- Task goal -
Write out again only the lines running from the one that contains "Give me a plain-text" to the end of the records below, including both the first and the last.

- Task data -
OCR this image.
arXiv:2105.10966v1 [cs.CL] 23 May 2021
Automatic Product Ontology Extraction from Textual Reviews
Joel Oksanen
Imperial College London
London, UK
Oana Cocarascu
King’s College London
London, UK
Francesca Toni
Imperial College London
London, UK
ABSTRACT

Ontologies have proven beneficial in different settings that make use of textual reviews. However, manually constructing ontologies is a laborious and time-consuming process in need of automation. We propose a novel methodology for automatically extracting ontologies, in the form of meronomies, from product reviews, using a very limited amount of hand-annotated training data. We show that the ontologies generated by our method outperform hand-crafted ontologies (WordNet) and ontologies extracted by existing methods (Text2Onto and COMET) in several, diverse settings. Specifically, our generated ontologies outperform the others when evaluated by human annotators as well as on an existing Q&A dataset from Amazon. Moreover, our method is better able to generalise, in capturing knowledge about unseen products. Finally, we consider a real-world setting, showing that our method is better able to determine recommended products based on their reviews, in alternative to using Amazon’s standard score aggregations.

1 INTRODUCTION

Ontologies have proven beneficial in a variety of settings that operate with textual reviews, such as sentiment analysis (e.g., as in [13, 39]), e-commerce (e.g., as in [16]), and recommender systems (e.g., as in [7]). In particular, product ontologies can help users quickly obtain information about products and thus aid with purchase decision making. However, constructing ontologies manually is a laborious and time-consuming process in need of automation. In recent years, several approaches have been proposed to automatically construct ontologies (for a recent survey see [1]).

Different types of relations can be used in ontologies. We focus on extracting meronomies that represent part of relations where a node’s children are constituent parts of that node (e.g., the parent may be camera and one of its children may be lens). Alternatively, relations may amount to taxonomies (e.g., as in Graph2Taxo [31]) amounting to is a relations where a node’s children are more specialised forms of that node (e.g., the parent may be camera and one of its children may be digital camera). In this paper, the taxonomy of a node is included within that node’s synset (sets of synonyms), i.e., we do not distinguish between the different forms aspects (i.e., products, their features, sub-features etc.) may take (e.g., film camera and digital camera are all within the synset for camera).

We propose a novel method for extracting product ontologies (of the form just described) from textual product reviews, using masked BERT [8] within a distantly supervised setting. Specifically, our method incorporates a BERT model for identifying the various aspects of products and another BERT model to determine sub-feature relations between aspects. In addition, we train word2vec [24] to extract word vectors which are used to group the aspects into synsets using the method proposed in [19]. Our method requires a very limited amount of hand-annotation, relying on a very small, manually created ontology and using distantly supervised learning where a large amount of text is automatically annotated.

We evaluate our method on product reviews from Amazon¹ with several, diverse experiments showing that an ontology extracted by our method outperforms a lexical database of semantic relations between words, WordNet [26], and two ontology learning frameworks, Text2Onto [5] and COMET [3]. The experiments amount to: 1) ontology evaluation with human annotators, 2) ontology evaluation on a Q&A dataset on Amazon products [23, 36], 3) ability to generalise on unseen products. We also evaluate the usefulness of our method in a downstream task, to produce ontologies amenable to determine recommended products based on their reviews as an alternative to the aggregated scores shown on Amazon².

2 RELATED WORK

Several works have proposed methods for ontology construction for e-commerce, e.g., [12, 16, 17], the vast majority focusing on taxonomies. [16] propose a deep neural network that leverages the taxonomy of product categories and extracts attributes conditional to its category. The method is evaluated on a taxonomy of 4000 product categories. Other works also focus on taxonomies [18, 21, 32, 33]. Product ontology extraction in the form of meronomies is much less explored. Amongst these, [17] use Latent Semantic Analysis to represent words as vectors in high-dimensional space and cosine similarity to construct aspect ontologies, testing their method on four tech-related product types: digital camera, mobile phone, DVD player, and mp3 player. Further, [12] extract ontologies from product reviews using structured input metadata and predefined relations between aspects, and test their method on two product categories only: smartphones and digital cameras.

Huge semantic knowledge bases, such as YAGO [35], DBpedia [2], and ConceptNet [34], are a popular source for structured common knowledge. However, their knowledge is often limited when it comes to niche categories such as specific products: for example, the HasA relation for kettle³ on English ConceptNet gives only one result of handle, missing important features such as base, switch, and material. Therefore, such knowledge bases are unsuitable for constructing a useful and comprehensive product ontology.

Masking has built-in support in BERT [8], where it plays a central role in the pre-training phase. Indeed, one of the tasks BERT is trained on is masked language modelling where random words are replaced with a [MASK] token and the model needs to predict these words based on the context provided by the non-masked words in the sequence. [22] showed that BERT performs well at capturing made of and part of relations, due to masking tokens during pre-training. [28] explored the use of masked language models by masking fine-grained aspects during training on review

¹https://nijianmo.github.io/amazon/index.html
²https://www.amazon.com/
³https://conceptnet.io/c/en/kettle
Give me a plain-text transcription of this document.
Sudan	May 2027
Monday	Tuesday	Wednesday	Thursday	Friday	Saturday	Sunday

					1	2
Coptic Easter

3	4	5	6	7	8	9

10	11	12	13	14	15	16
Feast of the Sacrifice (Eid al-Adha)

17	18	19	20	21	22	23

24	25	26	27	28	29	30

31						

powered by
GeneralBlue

- Exercise result -
Give me a plain-text transcription of this document.
Sudan	May 2027
Monday	Tuesday	Wednesday	Thursday	Friday	Saturday	Sunday

					1	2
Coptic Easter

3	4	5	6	7	8	9

10	11	12	13	14	15	16
Feast of the Sacrifice (Eid al-Adha)

17	18	19	20	21	22	23

24	25	26	27	28	29	30

31						

powered by
GeneralBlue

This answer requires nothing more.